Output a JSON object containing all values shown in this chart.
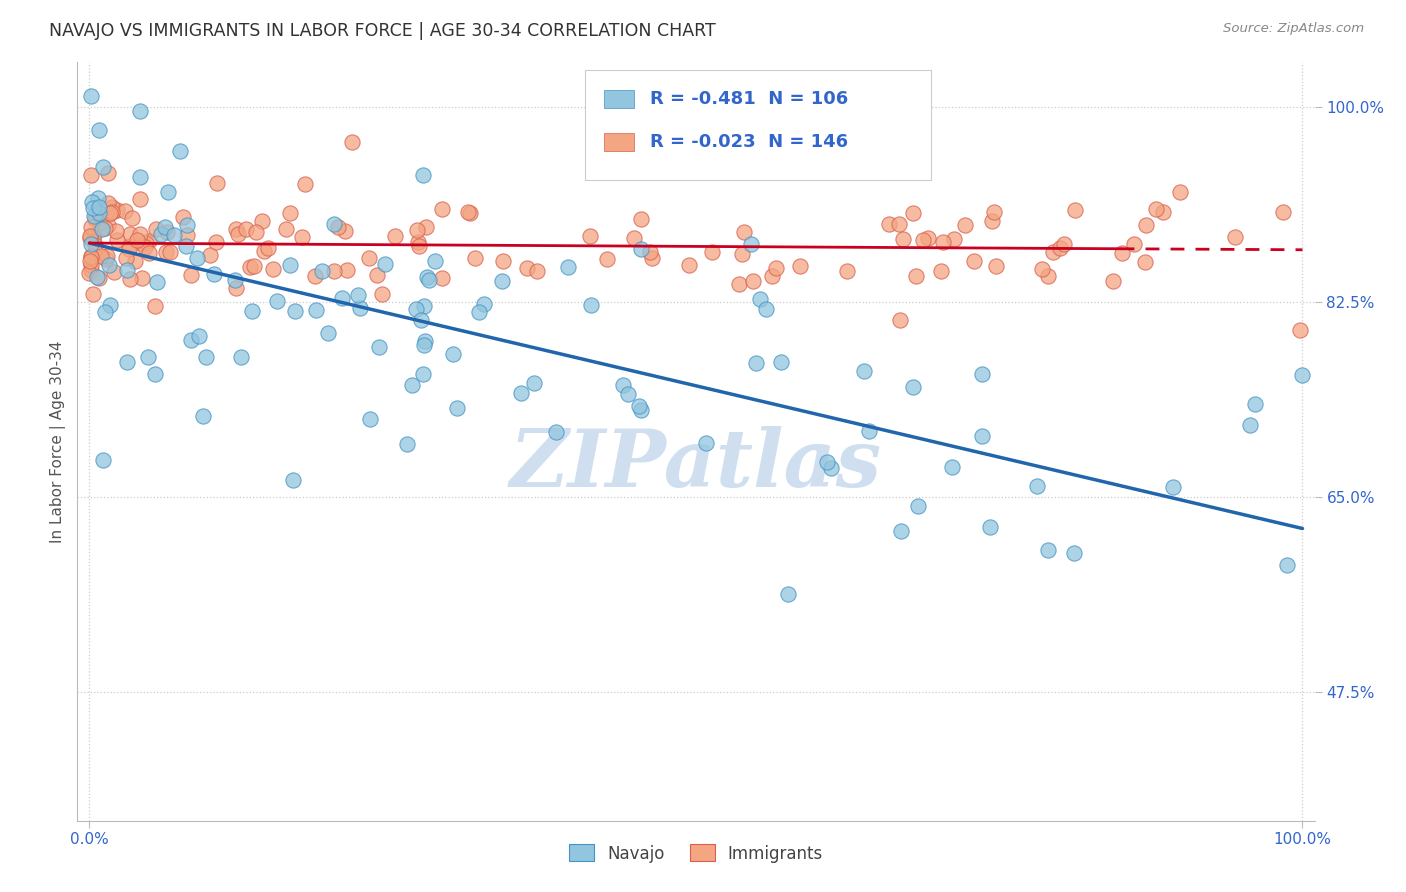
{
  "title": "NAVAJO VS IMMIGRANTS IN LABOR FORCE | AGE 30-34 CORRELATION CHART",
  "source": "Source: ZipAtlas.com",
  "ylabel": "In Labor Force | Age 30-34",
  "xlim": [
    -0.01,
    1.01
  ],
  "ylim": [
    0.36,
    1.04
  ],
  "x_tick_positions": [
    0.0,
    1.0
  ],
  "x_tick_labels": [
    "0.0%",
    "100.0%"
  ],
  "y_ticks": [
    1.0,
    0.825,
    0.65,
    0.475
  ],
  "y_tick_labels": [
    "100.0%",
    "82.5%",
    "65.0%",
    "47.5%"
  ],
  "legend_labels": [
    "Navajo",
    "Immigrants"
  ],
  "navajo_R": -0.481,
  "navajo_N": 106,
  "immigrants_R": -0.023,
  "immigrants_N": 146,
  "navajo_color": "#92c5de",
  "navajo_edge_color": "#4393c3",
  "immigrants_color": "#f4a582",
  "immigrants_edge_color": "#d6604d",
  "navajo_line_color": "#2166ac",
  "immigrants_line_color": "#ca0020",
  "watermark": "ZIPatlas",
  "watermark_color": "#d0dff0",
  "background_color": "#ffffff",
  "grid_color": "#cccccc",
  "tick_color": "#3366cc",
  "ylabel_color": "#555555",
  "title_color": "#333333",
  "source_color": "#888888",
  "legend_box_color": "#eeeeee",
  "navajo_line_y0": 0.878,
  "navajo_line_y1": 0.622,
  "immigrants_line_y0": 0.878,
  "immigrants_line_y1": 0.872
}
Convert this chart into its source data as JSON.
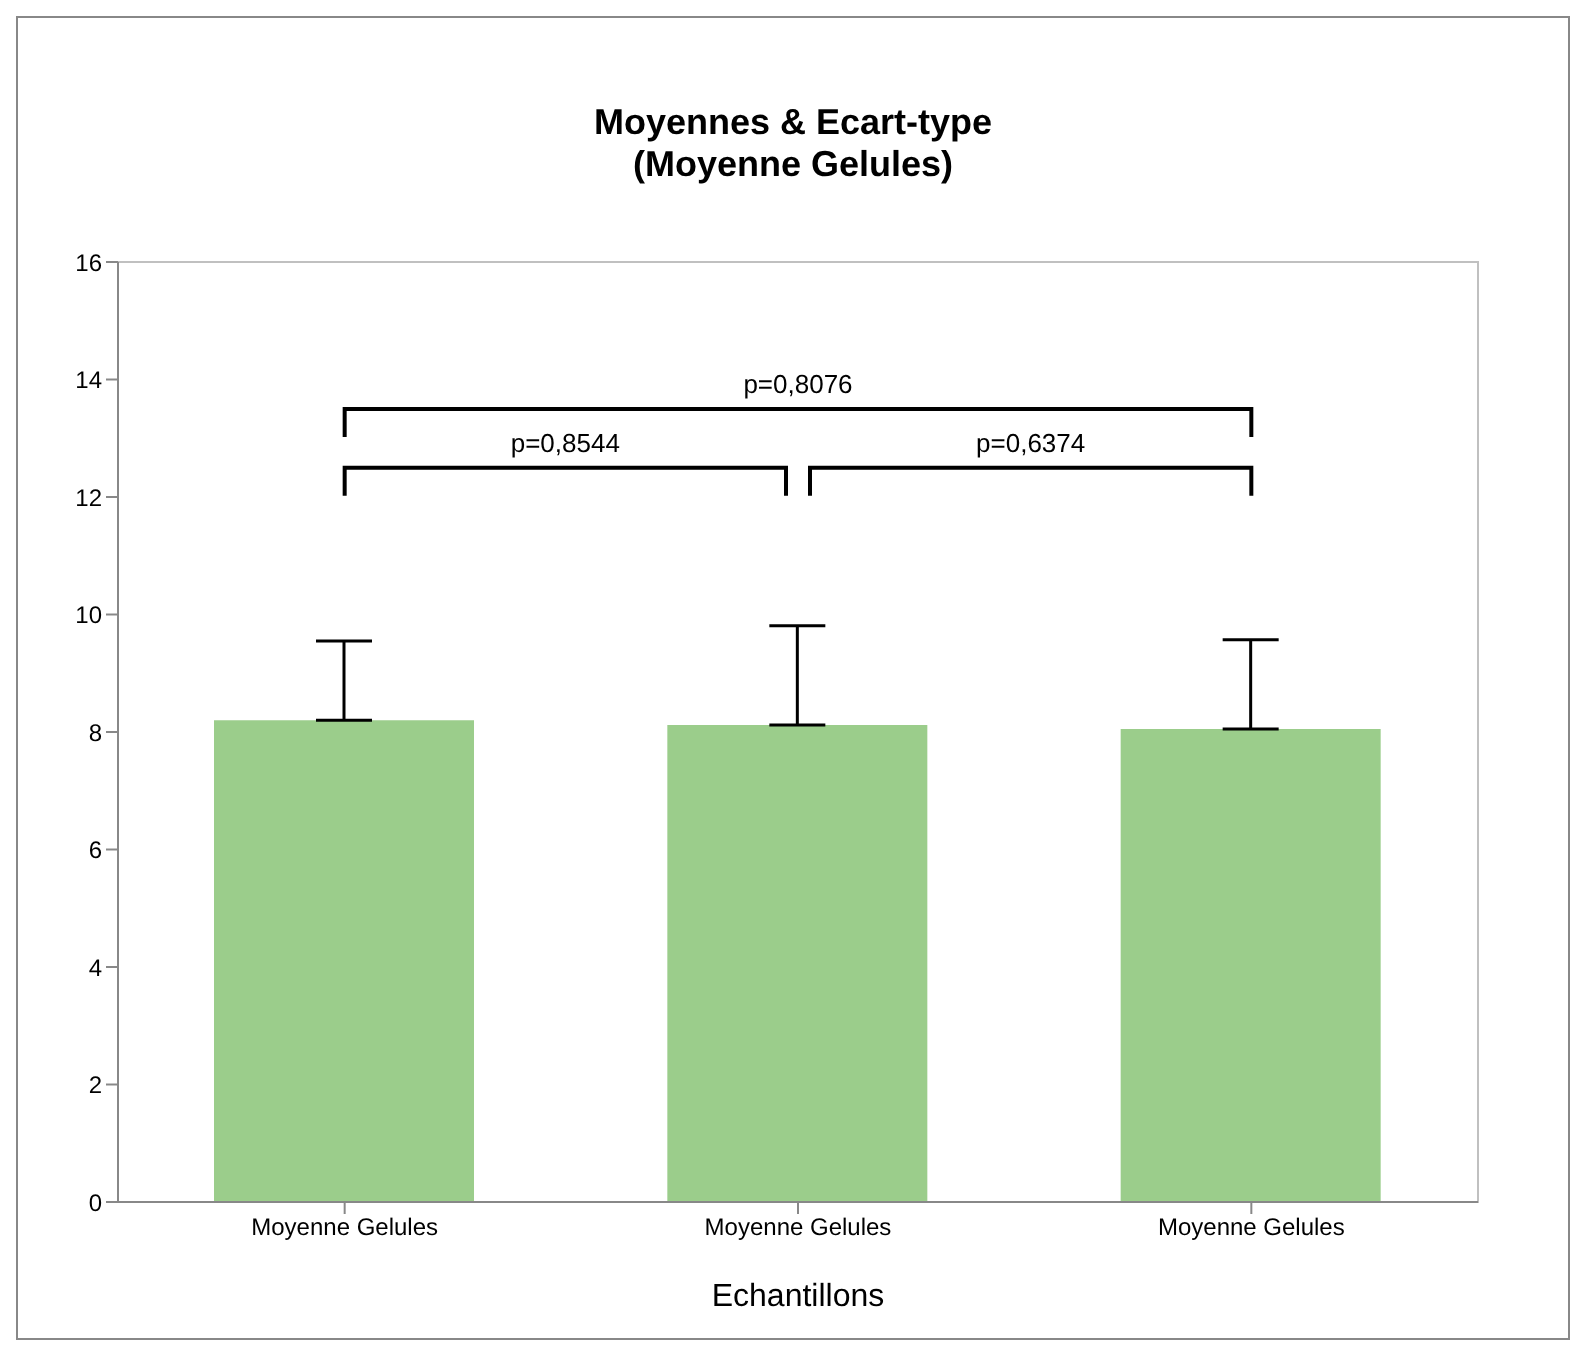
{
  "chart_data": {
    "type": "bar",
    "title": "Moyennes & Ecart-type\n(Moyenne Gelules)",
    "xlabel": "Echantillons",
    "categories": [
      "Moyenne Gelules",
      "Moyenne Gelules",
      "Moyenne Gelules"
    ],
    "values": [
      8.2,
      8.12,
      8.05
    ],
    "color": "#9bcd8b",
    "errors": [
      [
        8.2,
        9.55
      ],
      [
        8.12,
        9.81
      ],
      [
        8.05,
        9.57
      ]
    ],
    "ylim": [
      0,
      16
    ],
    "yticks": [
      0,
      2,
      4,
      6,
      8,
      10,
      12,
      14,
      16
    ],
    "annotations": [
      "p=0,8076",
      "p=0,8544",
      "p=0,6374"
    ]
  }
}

===============

### Task to carry out
Copy out each line of the records that holds the string "Moyenne".

### Solved problem
    "title": "Moyennes & Ecart-type\n(Moyenne Gelules)",
      "Moyenne Gelules",
      "Moyenne Gelules",
      "Moyenne Gelules"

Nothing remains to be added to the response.